— start of DATA PROVIDED —

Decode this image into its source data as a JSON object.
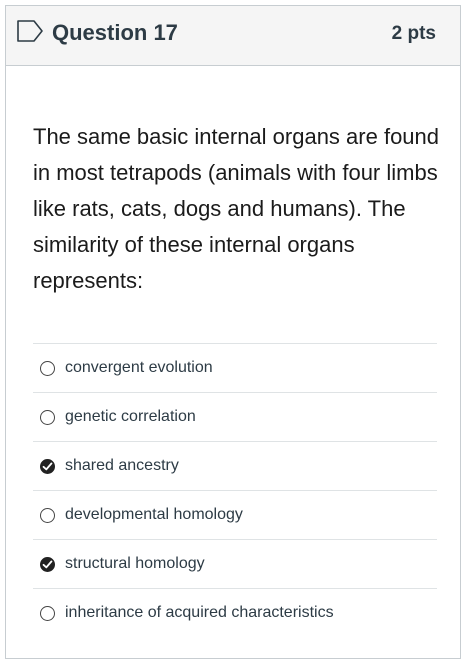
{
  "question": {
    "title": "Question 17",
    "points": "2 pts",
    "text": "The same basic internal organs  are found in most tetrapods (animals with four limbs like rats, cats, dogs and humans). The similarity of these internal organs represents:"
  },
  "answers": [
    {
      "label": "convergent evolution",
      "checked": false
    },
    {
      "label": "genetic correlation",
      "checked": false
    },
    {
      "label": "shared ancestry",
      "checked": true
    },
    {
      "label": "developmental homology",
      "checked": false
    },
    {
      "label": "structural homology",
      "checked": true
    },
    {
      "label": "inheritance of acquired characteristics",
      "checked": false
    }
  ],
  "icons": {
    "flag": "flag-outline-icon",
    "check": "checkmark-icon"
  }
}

— end of DATA PROVIDED —
— start of DATA PROVIDED —

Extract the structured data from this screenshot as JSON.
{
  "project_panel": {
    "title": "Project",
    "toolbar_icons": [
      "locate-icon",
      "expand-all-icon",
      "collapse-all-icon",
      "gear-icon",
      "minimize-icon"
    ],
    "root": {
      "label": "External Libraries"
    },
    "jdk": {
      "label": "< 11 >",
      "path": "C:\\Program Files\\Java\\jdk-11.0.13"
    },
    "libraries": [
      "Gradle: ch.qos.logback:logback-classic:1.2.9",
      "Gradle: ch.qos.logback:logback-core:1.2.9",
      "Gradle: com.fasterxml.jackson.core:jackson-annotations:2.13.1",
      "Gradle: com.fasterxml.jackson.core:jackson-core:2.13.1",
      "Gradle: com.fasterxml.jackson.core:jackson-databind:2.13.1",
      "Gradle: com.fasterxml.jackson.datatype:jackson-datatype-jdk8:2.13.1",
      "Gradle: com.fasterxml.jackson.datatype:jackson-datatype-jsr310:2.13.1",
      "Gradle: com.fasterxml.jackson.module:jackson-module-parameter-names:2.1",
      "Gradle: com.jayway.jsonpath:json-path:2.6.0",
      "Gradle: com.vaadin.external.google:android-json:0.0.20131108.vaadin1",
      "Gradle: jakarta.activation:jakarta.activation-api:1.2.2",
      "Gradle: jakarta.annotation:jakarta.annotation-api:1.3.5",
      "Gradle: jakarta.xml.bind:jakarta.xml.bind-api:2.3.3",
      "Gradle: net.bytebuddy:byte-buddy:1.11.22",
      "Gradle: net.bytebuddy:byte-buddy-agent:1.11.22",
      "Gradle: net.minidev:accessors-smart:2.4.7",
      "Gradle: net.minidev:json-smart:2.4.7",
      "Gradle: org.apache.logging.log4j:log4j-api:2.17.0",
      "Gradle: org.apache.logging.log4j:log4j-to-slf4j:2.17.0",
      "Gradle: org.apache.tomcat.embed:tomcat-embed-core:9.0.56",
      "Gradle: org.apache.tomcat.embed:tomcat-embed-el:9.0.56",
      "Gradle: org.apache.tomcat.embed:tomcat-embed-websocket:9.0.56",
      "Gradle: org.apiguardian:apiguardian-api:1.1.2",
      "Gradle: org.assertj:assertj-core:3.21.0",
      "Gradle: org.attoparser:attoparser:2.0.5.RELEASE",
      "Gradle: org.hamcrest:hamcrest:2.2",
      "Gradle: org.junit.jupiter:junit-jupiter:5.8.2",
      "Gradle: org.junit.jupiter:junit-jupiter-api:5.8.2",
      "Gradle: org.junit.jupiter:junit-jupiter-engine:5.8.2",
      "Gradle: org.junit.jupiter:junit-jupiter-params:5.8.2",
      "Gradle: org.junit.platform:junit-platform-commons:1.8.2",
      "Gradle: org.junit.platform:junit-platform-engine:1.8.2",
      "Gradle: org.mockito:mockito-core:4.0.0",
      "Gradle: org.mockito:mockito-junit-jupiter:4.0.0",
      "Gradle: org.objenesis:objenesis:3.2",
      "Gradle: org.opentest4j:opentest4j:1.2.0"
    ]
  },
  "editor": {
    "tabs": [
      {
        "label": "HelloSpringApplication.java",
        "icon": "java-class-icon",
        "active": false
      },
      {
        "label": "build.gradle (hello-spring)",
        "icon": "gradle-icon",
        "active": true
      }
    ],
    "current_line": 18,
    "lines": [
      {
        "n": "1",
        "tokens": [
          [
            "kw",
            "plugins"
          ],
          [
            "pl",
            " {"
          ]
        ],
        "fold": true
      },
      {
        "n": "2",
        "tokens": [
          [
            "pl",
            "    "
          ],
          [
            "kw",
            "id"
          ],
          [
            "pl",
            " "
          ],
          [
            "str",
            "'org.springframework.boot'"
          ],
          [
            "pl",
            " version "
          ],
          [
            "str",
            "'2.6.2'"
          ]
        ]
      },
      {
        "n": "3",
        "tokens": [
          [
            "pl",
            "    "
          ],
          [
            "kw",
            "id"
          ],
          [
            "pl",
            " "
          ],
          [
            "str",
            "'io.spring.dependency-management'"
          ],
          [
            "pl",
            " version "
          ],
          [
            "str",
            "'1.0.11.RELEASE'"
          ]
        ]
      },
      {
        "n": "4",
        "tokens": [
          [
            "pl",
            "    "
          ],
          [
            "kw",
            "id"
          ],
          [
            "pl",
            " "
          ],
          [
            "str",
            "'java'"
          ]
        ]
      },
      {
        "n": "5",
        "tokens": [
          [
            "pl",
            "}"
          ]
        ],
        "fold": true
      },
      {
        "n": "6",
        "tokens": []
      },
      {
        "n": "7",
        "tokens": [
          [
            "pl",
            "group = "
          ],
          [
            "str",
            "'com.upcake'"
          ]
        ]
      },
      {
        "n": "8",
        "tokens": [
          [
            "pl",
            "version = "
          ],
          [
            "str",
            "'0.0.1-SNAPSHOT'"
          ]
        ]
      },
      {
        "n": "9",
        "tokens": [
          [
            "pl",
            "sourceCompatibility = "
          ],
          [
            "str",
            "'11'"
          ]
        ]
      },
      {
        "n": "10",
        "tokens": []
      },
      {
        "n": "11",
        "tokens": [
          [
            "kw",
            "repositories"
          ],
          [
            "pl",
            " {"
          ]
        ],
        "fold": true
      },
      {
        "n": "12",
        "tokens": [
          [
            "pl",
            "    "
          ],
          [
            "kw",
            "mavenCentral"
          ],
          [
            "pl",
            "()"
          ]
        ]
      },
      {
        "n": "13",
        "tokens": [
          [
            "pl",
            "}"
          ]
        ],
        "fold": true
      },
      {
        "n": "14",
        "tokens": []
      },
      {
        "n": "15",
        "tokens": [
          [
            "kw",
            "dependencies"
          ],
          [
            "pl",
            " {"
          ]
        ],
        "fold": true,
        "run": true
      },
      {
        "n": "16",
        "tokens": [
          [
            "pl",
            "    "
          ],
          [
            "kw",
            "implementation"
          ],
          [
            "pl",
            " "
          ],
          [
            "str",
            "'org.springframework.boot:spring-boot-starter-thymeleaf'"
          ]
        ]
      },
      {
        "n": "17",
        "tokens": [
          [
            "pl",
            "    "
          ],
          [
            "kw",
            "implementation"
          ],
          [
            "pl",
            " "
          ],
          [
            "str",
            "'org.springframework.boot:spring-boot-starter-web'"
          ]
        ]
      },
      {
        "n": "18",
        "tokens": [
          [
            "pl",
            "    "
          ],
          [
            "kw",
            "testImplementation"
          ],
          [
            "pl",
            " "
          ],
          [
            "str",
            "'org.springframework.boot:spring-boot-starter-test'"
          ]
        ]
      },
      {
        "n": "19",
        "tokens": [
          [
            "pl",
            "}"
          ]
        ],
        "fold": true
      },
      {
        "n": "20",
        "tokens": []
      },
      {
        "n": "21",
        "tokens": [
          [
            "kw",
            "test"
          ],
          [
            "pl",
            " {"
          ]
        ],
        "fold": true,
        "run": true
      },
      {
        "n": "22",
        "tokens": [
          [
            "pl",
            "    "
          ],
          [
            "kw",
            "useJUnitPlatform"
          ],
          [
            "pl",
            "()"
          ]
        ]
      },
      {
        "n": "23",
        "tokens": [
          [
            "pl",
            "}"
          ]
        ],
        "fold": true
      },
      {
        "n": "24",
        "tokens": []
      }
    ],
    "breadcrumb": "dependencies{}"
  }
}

— end of DATA PROVIDED —
— start of DATA PROVIDED —

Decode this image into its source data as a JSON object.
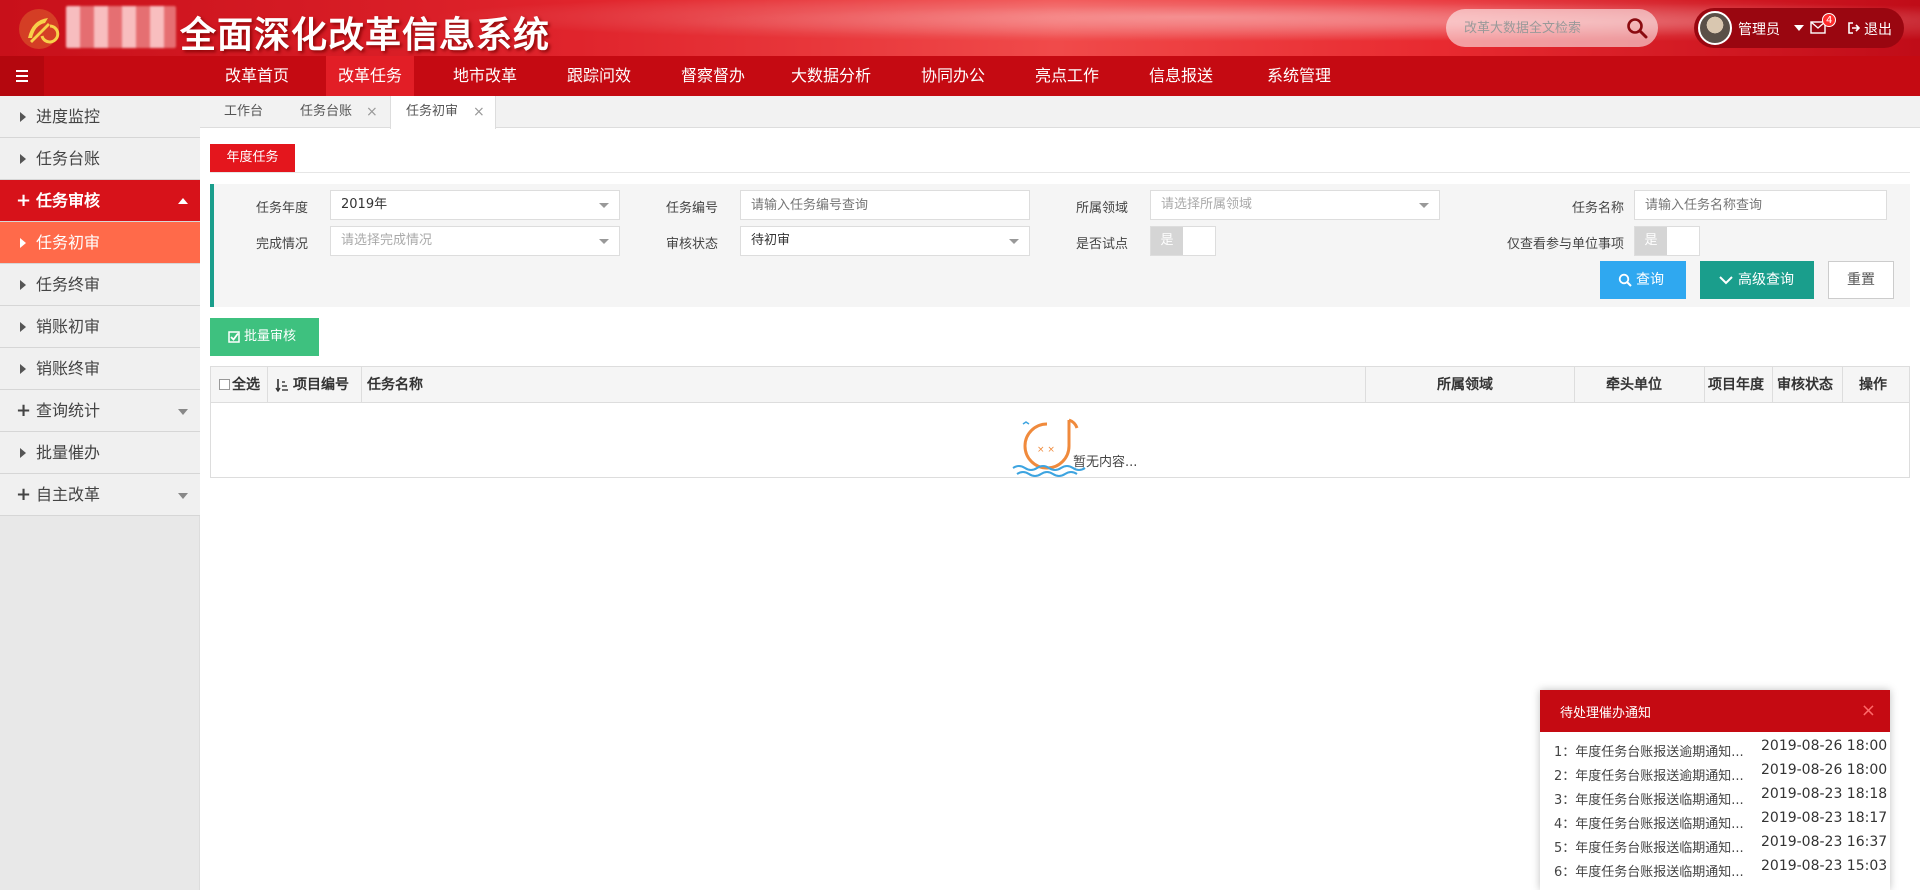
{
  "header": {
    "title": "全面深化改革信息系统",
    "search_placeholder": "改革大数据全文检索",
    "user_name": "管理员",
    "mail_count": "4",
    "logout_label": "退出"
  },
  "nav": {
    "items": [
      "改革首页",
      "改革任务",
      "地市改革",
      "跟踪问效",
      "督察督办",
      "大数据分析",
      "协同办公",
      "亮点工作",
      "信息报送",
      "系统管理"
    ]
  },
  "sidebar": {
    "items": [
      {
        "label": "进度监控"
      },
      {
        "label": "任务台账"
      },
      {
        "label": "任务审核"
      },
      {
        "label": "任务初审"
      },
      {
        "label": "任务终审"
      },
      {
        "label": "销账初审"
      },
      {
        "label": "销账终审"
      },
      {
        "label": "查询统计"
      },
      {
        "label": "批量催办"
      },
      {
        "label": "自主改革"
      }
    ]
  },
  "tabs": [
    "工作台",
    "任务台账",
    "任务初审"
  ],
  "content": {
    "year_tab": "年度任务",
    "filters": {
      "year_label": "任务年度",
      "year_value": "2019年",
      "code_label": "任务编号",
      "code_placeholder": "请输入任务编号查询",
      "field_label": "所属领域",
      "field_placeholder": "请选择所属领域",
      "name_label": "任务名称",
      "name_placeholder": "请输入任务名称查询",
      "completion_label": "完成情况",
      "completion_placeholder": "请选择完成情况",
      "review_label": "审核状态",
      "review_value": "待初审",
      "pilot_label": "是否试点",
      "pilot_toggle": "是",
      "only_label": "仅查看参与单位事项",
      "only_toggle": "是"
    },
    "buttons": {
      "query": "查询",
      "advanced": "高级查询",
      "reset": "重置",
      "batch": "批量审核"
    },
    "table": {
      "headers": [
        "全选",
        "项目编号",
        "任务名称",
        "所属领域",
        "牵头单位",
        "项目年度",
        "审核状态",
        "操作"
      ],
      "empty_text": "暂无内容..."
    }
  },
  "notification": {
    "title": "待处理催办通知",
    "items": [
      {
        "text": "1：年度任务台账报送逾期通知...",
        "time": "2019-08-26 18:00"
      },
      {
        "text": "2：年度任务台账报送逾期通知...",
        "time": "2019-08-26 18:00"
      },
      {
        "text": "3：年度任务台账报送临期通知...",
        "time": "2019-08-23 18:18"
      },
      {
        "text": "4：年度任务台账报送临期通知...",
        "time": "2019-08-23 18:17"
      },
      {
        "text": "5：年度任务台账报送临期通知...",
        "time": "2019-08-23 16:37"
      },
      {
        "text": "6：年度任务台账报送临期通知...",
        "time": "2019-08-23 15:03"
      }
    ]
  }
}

— end of DATA PROVIDED —

■ YOUR TASK ■
Locate all lines that include the word "jakarta" and copy them out.

■ THE SOLUTION ■
      "Gradle: jakarta.activation:jakarta.activation-api:1.2.2",
      "Gradle: jakarta.annotation:jakarta.annotation-api:1.3.5",
      "Gradle: jakarta.xml.bind:jakarta.xml.bind-api:2.3.3",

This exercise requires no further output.